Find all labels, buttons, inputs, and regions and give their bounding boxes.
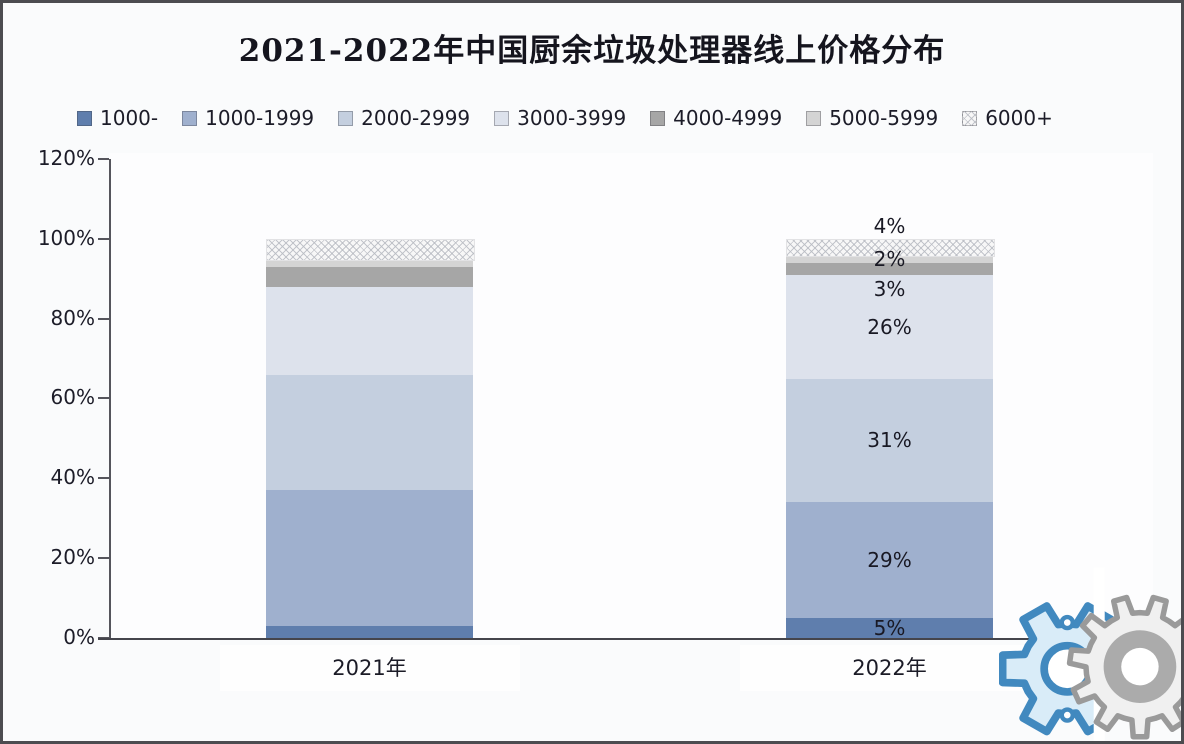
legend-label: 6000+ [985, 106, 1053, 130]
data-label: 2% [873, 246, 906, 271]
legend-label: 1000- [100, 106, 159, 130]
category-label-background [739, 645, 1040, 691]
y-tick-label: 0% [63, 625, 95, 649]
bar-segment-2000-2999 [786, 378, 993, 503]
y-tick-label: 80% [50, 305, 95, 330]
legend-label: 5000-5999 [829, 106, 939, 130]
legend-item: 1000-1999 [182, 106, 314, 130]
y-tick-mark [98, 237, 109, 240]
y-tick-label: 120% [37, 145, 95, 170]
legend: 1000- 1000-1999 2000-2999 3000-3999 4000-499… [77, 106, 1053, 130]
bar-segment-5000-5999 [266, 258, 473, 267]
legend-label: 2000-2999 [361, 106, 471, 130]
chart-title: 2021-2022年中国厨余垃圾处理器线上价格分布 [238, 33, 946, 69]
category-label: 2021年 [332, 656, 407, 680]
bar-segment-6000+ [266, 238, 475, 261]
gray-gear-icon [1066, 594, 1181, 740]
bar-segment-1000-1999 [786, 502, 993, 619]
bar-segment-5000-5999 [786, 254, 993, 263]
bar-segment-6000+ [786, 238, 995, 257]
y-tick-label: 60% [50, 385, 95, 410]
bar-segment-3000-3999 [786, 274, 993, 379]
y-tick-label: 100% [37, 225, 95, 250]
legend-swatch-icon [77, 110, 92, 126]
y-tick-label: 40% [50, 465, 95, 490]
legend-label: 1000-1999 [205, 106, 315, 130]
legend-swatch-icon [338, 110, 354, 126]
data-label: 31% [867, 428, 912, 453]
data-label: 26% [867, 314, 912, 339]
legend-item: 4000-4999 [650, 106, 782, 130]
bar-segment-1000- [786, 618, 993, 638]
legend-item: 6000+ [962, 106, 1053, 130]
y-tick-mark [98, 477, 109, 480]
legend-item: 1000- [77, 106, 158, 130]
legend-swatch-icon [650, 110, 666, 126]
bar-segment-4000-4999 [266, 266, 473, 287]
y-tick-mark [98, 557, 109, 560]
x-axis-line [98, 638, 1153, 640]
legend-label: 4000-4999 [673, 106, 783, 130]
y-tick-mark [98, 317, 109, 320]
bar-segment-1000-1999 [266, 490, 473, 626]
y-axis-line [109, 159, 111, 640]
category-label: 2022年 [852, 656, 927, 680]
legend-swatch-icon [962, 110, 978, 126]
legend-label: 3000-3999 [517, 106, 627, 130]
bar-segment-1000- [266, 626, 473, 638]
y-tick-mark [98, 397, 109, 400]
legend-swatch-icon [182, 110, 198, 126]
y-tick-label: 20% [50, 545, 95, 570]
bar-segment-4000-4999 [786, 262, 993, 275]
legend-item: 3000-3999 [494, 106, 626, 130]
legend-item: 5000-5999 [806, 106, 938, 130]
watermark-logo [999, 567, 1181, 741]
bar-segment-3000-3999 [266, 286, 473, 375]
legend-swatch-icon [494, 110, 510, 126]
legend-item: 2000-2999 [338, 106, 470, 130]
category-label-background [219, 645, 520, 691]
data-label: 3% [873, 276, 906, 301]
bar-segment-2000-2999 [266, 374, 473, 491]
data-label: 4% [873, 213, 906, 238]
data-label: 29% [867, 548, 912, 573]
data-label: 5% [873, 616, 906, 641]
y-tick-mark [98, 157, 109, 160]
legend-swatch-icon [806, 110, 822, 126]
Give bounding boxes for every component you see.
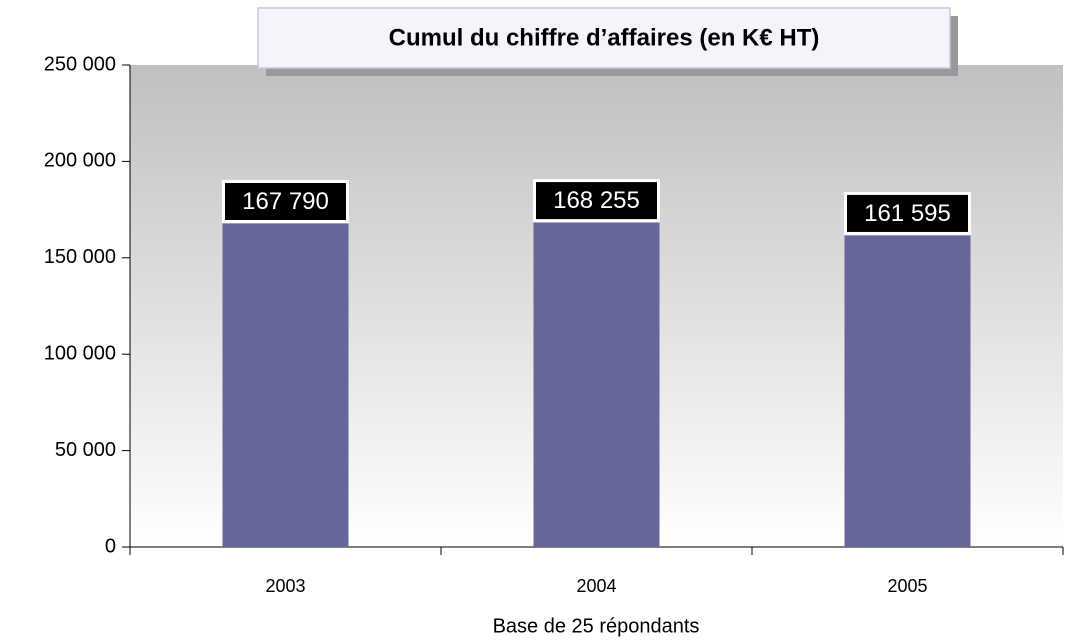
value-label-box (222, 180, 349, 224)
x-tick-label: 2005 (887, 576, 927, 596)
value-label: 167 790 (242, 188, 329, 215)
x-tick-label: 2003 (265, 576, 305, 596)
x-tick-label: 2004 (576, 576, 616, 596)
bar (533, 222, 660, 547)
y-tick-label: 0 (105, 535, 116, 557)
value-label: 168 255 (553, 187, 640, 214)
value-label: 161 595 (864, 200, 951, 227)
y-tick-label: 100 000 (44, 342, 116, 364)
value-label-box (844, 191, 971, 235)
x-axis-label: Base de 25 répondants (493, 615, 700, 637)
y-tick-label: 250 000 (44, 53, 116, 75)
bar (222, 223, 349, 547)
chart-title: Cumul du chiffre d’affaires (en K€ HT) (389, 24, 820, 51)
bar (844, 235, 971, 548)
title-box (257, 7, 951, 69)
y-tick-label: 150 000 (44, 246, 116, 268)
y-tick-label: 200 000 (44, 150, 116, 172)
value-label-box (533, 179, 660, 223)
y-tick-label: 50 000 (55, 439, 116, 461)
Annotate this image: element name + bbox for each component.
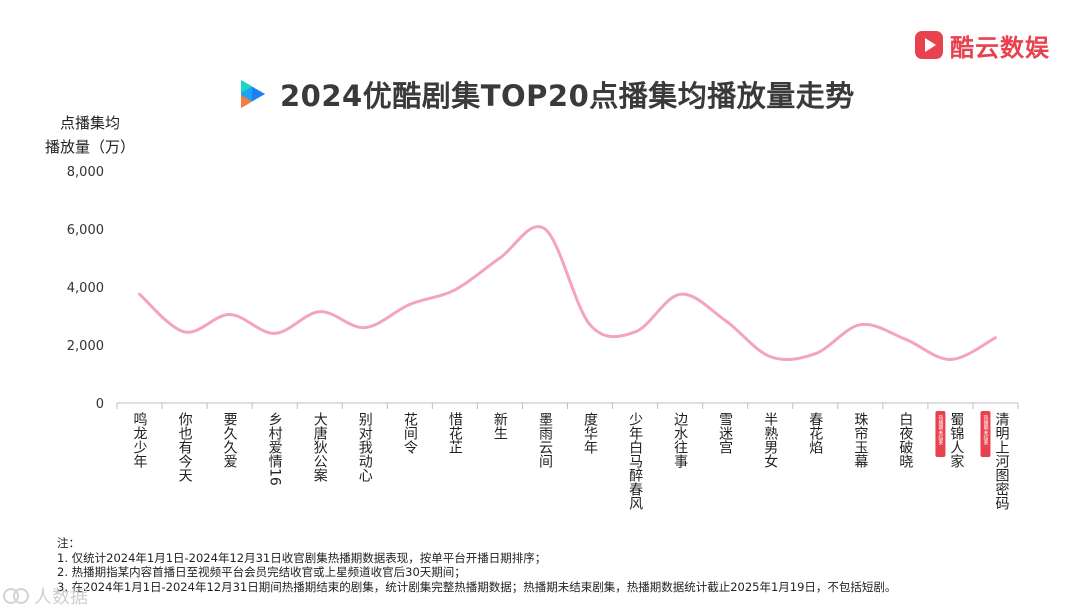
youku-logo-icon bbox=[241, 80, 265, 108]
x-tick-label: 乡村爱情16 bbox=[267, 412, 283, 486]
x-tick-label: 春花焰 bbox=[807, 412, 823, 454]
x-tick-label: 鸣龙少年 bbox=[132, 411, 148, 468]
x-tick-label: 墨雨云间 bbox=[537, 412, 553, 469]
y-tick-label: 6,000 bbox=[67, 223, 104, 238]
x-tick-label: 花间令 bbox=[402, 412, 418, 454]
y-tick-label: 8,000 bbox=[67, 165, 104, 180]
y-axis-title: 点播集均 播放量（万） bbox=[40, 111, 140, 159]
line-chart: 0 2,000 4,000 6,000 8,000 鸣龙少年 你也有今天 要久久爱 乡村爱情16… bbox=[67, 165, 1019, 511]
status-badge-label: 热播期未结束 bbox=[982, 414, 988, 446]
y-axis-title-line-1: 点播集均 bbox=[59, 114, 120, 132]
series-line bbox=[138, 225, 997, 362]
x-tick-label: 大唐狄公案 bbox=[312, 412, 328, 482]
footnote-line-1: 1. 仅统计2024年1月1日-2024年12月31日收官剧集热播期数据表现，按… bbox=[57, 550, 547, 565]
footnote-title: 注： bbox=[57, 536, 80, 550]
footnote-line-3: 3. 在2024年1月1日-2024年12月31日期间热播期结束的剧集，统计剧集… bbox=[57, 579, 897, 594]
y-tick-label: 4,000 bbox=[67, 281, 104, 296]
status-badge bbox=[935, 411, 946, 457]
x-tick-label: 清明上河图密码 bbox=[993, 412, 1009, 510]
x-tick-label: 蜀锦人家 bbox=[948, 412, 964, 468]
x-tick-label: 边水往事 bbox=[672, 412, 688, 468]
x-tick-label: 半熟男女 bbox=[762, 412, 778, 468]
x-tick-label: 你也有今天 bbox=[177, 412, 193, 482]
y-axis-title-line-2: 播放量（万） bbox=[44, 138, 135, 156]
brand-name: 酷云数娱 bbox=[950, 33, 1050, 62]
x-tick-label: 要久久爱 bbox=[222, 412, 238, 468]
footnote-line-2: 2. 热播期指某内容首播日至视频平台会员完结收官或上星频道收官后30天期间； bbox=[57, 565, 466, 579]
play-icon bbox=[915, 31, 943, 59]
status-badge-label: 热播期未结束 bbox=[937, 414, 943, 446]
x-tick-label: 珠帘玉幕 bbox=[852, 412, 868, 468]
watermark: 人数据 bbox=[2, 583, 88, 609]
x-tick-label: 雪迷宫 bbox=[717, 412, 733, 454]
x-tick-label: 白夜破晓 bbox=[897, 412, 913, 469]
y-tick-label: 2,000 bbox=[67, 339, 104, 354]
x-tick-label: 别对我动心 bbox=[357, 412, 373, 482]
y-tick-label: 0 bbox=[96, 397, 104, 412]
watermark-text: 人数据 bbox=[34, 587, 88, 608]
watermark-icon bbox=[3, 588, 29, 604]
x-tick-label: 新生 bbox=[492, 412, 508, 440]
page-title: 2024优酷剧集TOP20点播集均播放量走势 bbox=[280, 79, 855, 113]
x-tick-label: 惜花芷 bbox=[447, 412, 463, 454]
footnotes: 注： 1. 仅统计2024年1月1日-2024年12月31日收官剧集热播期数据表… bbox=[57, 536, 1057, 594]
chart-title: 2024优酷剧集TOP20点播集均播放量走势 bbox=[238, 74, 855, 114]
x-tick-label: 少年白马醉春风 bbox=[627, 412, 643, 511]
status-badge bbox=[980, 411, 991, 457]
brand-logo: 酷云数娱 bbox=[914, 28, 1050, 62]
x-tick-label: 度华年 bbox=[582, 412, 598, 454]
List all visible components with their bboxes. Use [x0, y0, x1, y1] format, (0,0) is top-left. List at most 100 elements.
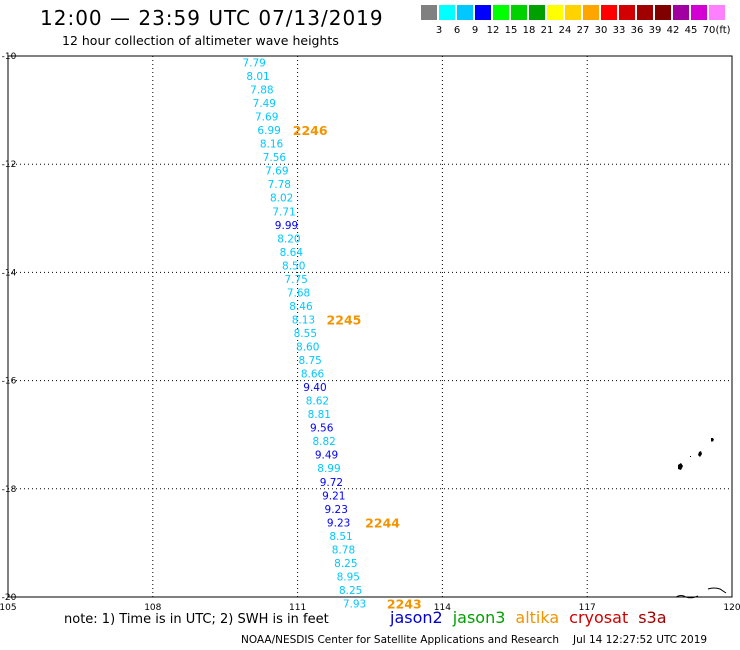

============

▸ What needs to be done
Rewrite the data starting with the line containing "legend-label: 6000+ [985, 106, 1053, 130]" and going on through the line containing "category-label: 2021年 [332, 656, 407, 680]", putting "legend-text" wherever "legend-label" appears and keeping everything else the same.

▸ Answer for this exercise
legend-text: 6000+ [985, 106, 1053, 130]
data-label: 2% [873, 246, 906, 271]
legend-text: 1000- [100, 106, 159, 130]
category-label-background [739, 645, 1040, 691]
y-tick-label: 0% [63, 625, 95, 649]
bar-segment-2000-2999 [786, 378, 993, 503]
y-tick-label: 80% [50, 305, 95, 330]
legend-text: 5000-5999 [829, 106, 939, 130]
legend-item: 1000-1999 [182, 106, 314, 130]
y-tick-mark [98, 237, 109, 240]
y-tick-label: 120% [37, 145, 95, 170]
legend: 1000- 1000-1999 2000-2999 3000-3999 4000-499… [77, 106, 1053, 130]
bar-segment-5000-5999 [266, 258, 473, 267]
legend-text: 2000-2999 [361, 106, 471, 130]
chart-title: 2021-2022年中国厨余垃圾处理器线上价格分布 [238, 33, 946, 69]
category-label: 2021年 [332, 656, 407, 680]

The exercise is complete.